Word for word, repeat the entries, minus the pictures.

_ _ _ _

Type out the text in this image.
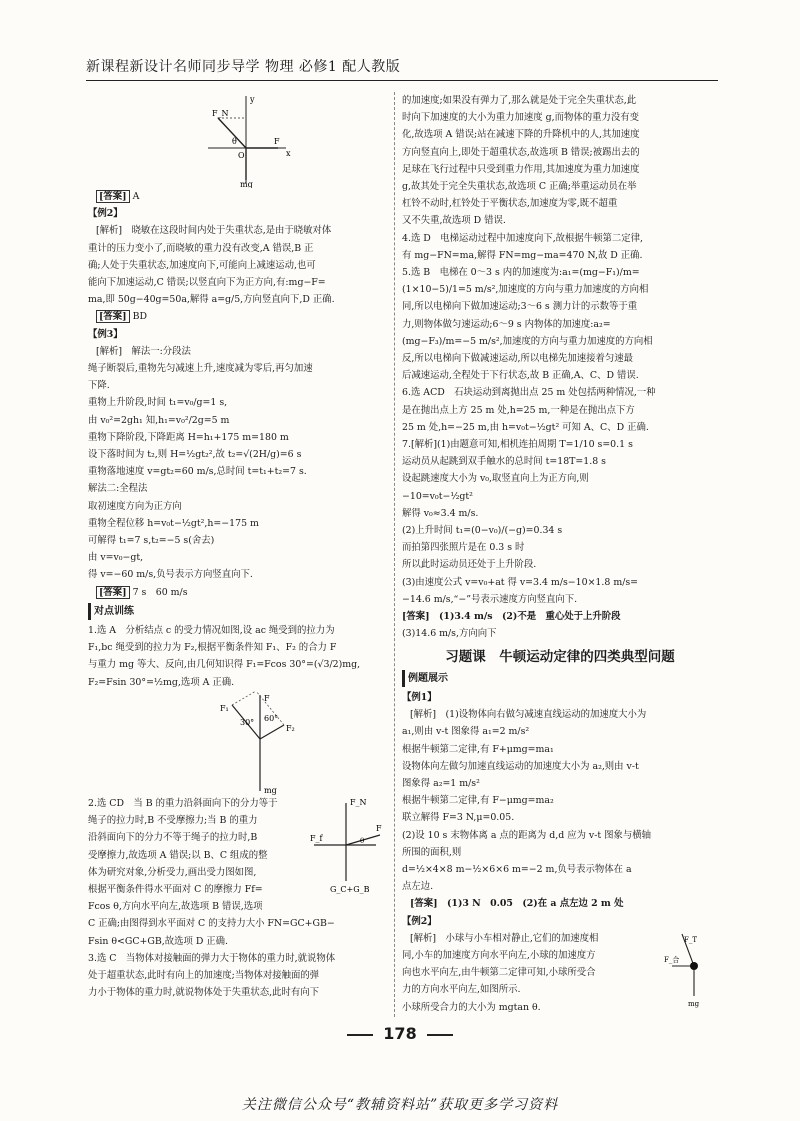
新课程新设计名师同步导学 物理 必修1 配人教版
F_N
y
θ	F
x
O
mg
[答案] A
【例2】
[解析]　晓敏在这段时间内处于失重状态,是由于晓敏对体
重计的压力变小了,而晓敏的重力没有改变,A 错误,B 正
确;人处于失重状态,加速度向下,可能向上减速运动,也可
能向下加速运动,C 错误;以竖直向下为正方向,有:mg−F=
ma,即 50g−40g=50a,解得 a=g/5,方向竖直向下,D 正确.
[答案] BD
【例3】
[解析]　解法一:分段法
绳子断裂后,重物先匀减速上升,速度减为零后,再匀加速
下降.
重物上升阶段,时间 t₁=v₀/g=1 s,
由 v₀²=2gh₁ 知,h₁=v₀²/2g=5 m
重物下降阶段,下降距离 H=h₁+175 m=180 m
设下落时间为 t₂,则 H=½gt₂²,故 t₂=√(2H/g)=6 s
重物落地速度 v=gt₂=60 m/s,总时间 t=t₁+t₂=7 s.
解法二:全程法
取初速度方向为正方向
重物全程位移 h=v₀t−½gt²,h=−175 m
可解得 t₁=7 s,t₂=−5 s(舍去)
由 v=v₀−gt,
得 v=−60 m/s,负号表示方向竖直向下.
[答案] 7 s　60 m/s
对点训练
1.选 A　分析结点 c 的受力情况如图,设 ac 绳受到的拉力为
F₁,bc 绳受到的拉力为 F₂,根据平衡条件知 F₁、F₂ 的合力 F
与重力 mg 等大、反向,由几何知识得 F₁=Fcos 30°=(√3/2)mg,
F₂=Fsin 30°=½mg,选项 A 正确.
F
F₁
F₂
30° 60°
mg
2.选 CD　当 B 的重力沿斜面向下的分力等于
绳子的拉力时,B 不受摩擦力;当 B 的重力
沿斜面向下的分力不等于绳子的拉力时,B
受摩擦力,故选项 A 错误;以 B、C 组成的整
体为研究对象,分析受力,画出受力图如图,
根据平衡条件得水平面对 C 的摩擦力 Ff=
Fcos θ,方向水平向左,故选项 B 错误,选项
C 正确;由图得到水平面对 C 的支持力大小 FN=GC+GB−
Fsin θ<GC+GB,故选项 D 正确.
F_N
F_f
F
θ
G_C+G_B
3.选 C　当物体对接触面的弹力大于物体的重力时,就说物体
处于超重状态,此时有向上的加速度;当物体对接触面的弹
力小于物体的重力时,就说物体处于失重状态,此时有向下
的加速度;如果没有弹力了,那么就是处于完全失重状态,此
时向下加速度的大小为重力加速度 g,而物体的重力没有变
化,故选项 A 错误;站在减速下降的升降机中的人,其加速度
方向竖直向上,即处于超重状态,故选项 B 错误;被踢出去的
足球在飞行过程中只受到重力作用,其加速度为重力加速度
g,故其处于完全失重状态,故选项 C 正确;举重运动员在举
杠铃不动时,杠铃处于平衡状态,加速度为零,既不超重
又不失重,故选项 D 错误.
4.选 D　电梯运动过程中加速度向下,故根据牛顿第二定律,
有 mg−FN=ma,解得 FN=mg−ma=470 N,故 D 正确.
5.选 B　电梯在 0～3 s 内的加速度为:a₁=(mg−F₁)/m=
(1×10−5)/1=5 m/s²,加速度的方向与重力加速度的方向相
同,所以电梯向下做加速运动;3～6 s 测力计的示数等于重
力,则物体做匀速运动;6～9 s 内物体的加速度:a₂=
(mg−F₃)/m=−5 m/s²,加速度的方向与重力加速度的方向相
反,所以电梯向下做减速运动,所以电梯先加速接着匀速最
后减速运动,全程处于下行状态,故 B 正确,A、C、D 错误.
6.选 ACD　石块运动到离抛出点 25 m 处包括两种情况,一种
是在抛出点上方 25 m 处,h=25 m,一种是在抛出点下方
25 m 处,h=−25 m,由 h=v₀t−½gt² 可知 A、C、D 正确.
7.[解析](1)由题意可知,相机连拍周期 T=1/10 s=0.1 s
运动员从起跳到双手触水的总时间 t=18T=1.8 s
设起跳速度大小为 v₀,取竖直向上为正方向,则
−10=v₀t−½gt²
解得 v₀≈3.4 m/s.
(2)上升时间 t₁=(0−v₀)/(−g)=0.34 s
而拍第四张照片是在 0.3 s 时
所以此时运动员还处于上升阶段.
(3)由速度公式 v=v₀+at 得 v=3.4 m/s−10×1.8 m/s=
−14.6 m/s,“−”号表示速度方向竖直向下.
[答案]　(1)3.4 m/s　(2)不是　重心处于上升阶段
(3)14.6 m/s,方向向下
习题课　牛顿运动定律的四类典型问题
例题展示
【例1】
[解析]　(1)设物体向右做匀减速直线运动的加速度大小为
a₁,则由 v-t 图象得 a₁=2 m/s²
根据牛顿第二定律,有 F+μmg=ma₁
设物体向左做匀加速直线运动的加速度大小为 a₂,则由 v-t
图象得 a₂=1 m/s²
根据牛顿第二定律,有 F−μmg=ma₂
联立解得 F=3 N,μ=0.05.
(2)设 10 s 末物体离 a 点的距离为 d,d 应为 v-t 图象与横轴
所围的面积,则
d=½×4×8 m−½×6×6 m=−2 m,负号表示物体在 a
点左边.
[答案]　(1)3 N　0.05　(2)在 a 点左边 2 m 处
【例2】
[解析]　小球与小车相对静止,它们的加速度相
同,小车的加速度方向水平向左,小球的加速度方
向也水平向左,由牛顿第二定律可知,小球所受合
力的方向水平向左,如图所示.
小球所受合力的大小为 mgtan θ.
F_T
F_合
mg
178
关注微信公众号“教辅资料站”获取更多学习资料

_ _ _ _

### Result of this task
Type out the text in this image.
新课程新设计名师同步导学 物理 必修1 配人教版
F_N
y
θ	F
x
O
mg
[答案] A
【例2】
[解析]　晓敏在这段时间内处于失重状态,是由于晓敏对体
重计的压力变小了,而晓敏的重力没有改变,A 错误,B 正
确;人处于失重状态,加速度向下,可能向上减速运动,也可
能向下加速运动,C 错误;以竖直向下为正方向,有:mg−F=
ma,即 50g−40g=50a,解得 a=g/5,方向竖直向下,D 正确.
[答案] BD
【例3】
[解析]　解法一:分段法
绳子断裂后,重物先匀减速上升,速度减为零后,再匀加速
下降.
重物上升阶段,时间 t₁=v₀/g=1 s,
由 v₀²=2gh₁ 知,h₁=v₀²/2g=5 m
重物下降阶段,下降距离 H=h₁+175 m=180 m
设下落时间为 t₂,则 H=½gt₂²,故 t₂=√(2H/g)=6 s
重物落地速度 v=gt₂=60 m/s,总时间 t=t₁+t₂=7 s.
解法二:全程法
取初速度方向为正方向
重物全程位移 h=v₀t−½gt²,h=−175 m
可解得 t₁=7 s,t₂=−5 s(舍去)
由 v=v₀−gt,
得 v=−60 m/s,负号表示方向竖直向下.
[答案] 7 s　60 m/s
对点训练
1.选 A　分析结点 c 的受力情况如图,设 ac 绳受到的拉力为
F₁,bc 绳受到的拉力为 F₂,根据平衡条件知 F₁、F₂ 的合力 F
与重力 mg 等大、反向,由几何知识得 F₁=Fcos 30°=(√3/2)mg,
F₂=Fsin 30°=½mg,选项 A 正确.
F
F₁
F₂
30° 60°
mg
2.选 CD　当 B 的重力沿斜面向下的分力等于
绳子的拉力时,B 不受摩擦力;当 B 的重力
沿斜面向下的分力不等于绳子的拉力时,B
受摩擦力,故选项 A 错误;以 B、C 组成的整
体为研究对象,分析受力,画出受力图如图,
根据平衡条件得水平面对 C 的摩擦力 Ff=
Fcos θ,方向水平向左,故选项 B 错误,选项
C 正确;由图得到水平面对 C 的支持力大小 FN=GC+GB−
Fsin θ<GC+GB,故选项 D 正确.
F_N
F_f
F
θ
G_C+G_B
3.选 C　当物体对接触面的弹力大于物体的重力时,就说物体
处于超重状态,此时有向上的加速度;当物体对接触面的弹
力小于物体的重力时,就说物体处于失重状态,此时有向下
的加速度;如果没有弹力了,那么就是处于完全失重状态,此
时向下加速度的大小为重力加速度 g,而物体的重力没有变
化,故选项 A 错误;站在减速下降的升降机中的人,其加速度
方向竖直向上,即处于超重状态,故选项 B 错误;被踢出去的
足球在飞行过程中只受到重力作用,其加速度为重力加速度
g,故其处于完全失重状态,故选项 C 正确;举重运动员在举
杠铃不动时,杠铃处于平衡状态,加速度为零,既不超重
又不失重,故选项 D 错误.
4.选 D　电梯运动过程中加速度向下,故根据牛顿第二定律,
有 mg−FN=ma,解得 FN=mg−ma=470 N,故 D 正确.
5.选 B　电梯在 0～3 s 内的加速度为:a₁=(mg−F₁)/m=
(1×10−5)/1=5 m/s²,加速度的方向与重力加速度的方向相
同,所以电梯向下做加速运动;3～6 s 测力计的示数等于重
力,则物体做匀速运动;6～9 s 内物体的加速度:a₂=
(mg−F₃)/m=−5 m/s²,加速度的方向与重力加速度的方向相
反,所以电梯向下做减速运动,所以电梯先加速接着匀速最
后减速运动,全程处于下行状态,故 B 正确,A、C、D 错误.
6.选 ACD　石块运动到离抛出点 25 m 处包括两种情况,一种
是在抛出点上方 25 m 处,h=25 m,一种是在抛出点下方
25 m 处,h=−25 m,由 h=v₀t−½gt² 可知 A、C、D 正确.
7.[解析](1)由题意可知,相机连拍周期 T=1/10 s=0.1 s
运动员从起跳到双手触水的总时间 t=18T=1.8 s
设起跳速度大小为 v₀,取竖直向上为正方向,则
−10=v₀t−½gt²
解得 v₀≈3.4 m/s.
(2)上升时间 t₁=(0−v₀)/(−g)=0.34 s
而拍第四张照片是在 0.3 s 时
所以此时运动员还处于上升阶段.
(3)由速度公式 v=v₀+at 得 v=3.4 m/s−10×1.8 m/s=
−14.6 m/s,“−”号表示速度方向竖直向下.
[答案]　(1)3.4 m/s　(2)不是　重心处于上升阶段
(3)14.6 m/s,方向向下
习题课　牛顿运动定律的四类典型问题
例题展示
【例1】
[解析]　(1)设物体向右做匀减速直线运动的加速度大小为
a₁,则由 v-t 图象得 a₁=2 m/s²
根据牛顿第二定律,有 F+μmg=ma₁
设物体向左做匀加速直线运动的加速度大小为 a₂,则由 v-t
图象得 a₂=1 m/s²
根据牛顿第二定律,有 F−μmg=ma₂
联立解得 F=3 N,μ=0.05.
(2)设 10 s 末物体离 a 点的距离为 d,d 应为 v-t 图象与横轴
所围的面积,则
d=½×4×8 m−½×6×6 m=−2 m,负号表示物体在 a
点左边.
[答案]　(1)3 N　0.05　(2)在 a 点左边 2 m 处
【例2】
[解析]　小球与小车相对静止,它们的加速度相
同,小车的加速度方向水平向左,小球的加速度方
向也水平向左,由牛顿第二定律可知,小球所受合
力的方向水平向左,如图所示.
小球所受合力的大小为 mgtan θ.
F_T
F_合
mg
178
关注微信公众号“教辅资料站”获取更多学习资料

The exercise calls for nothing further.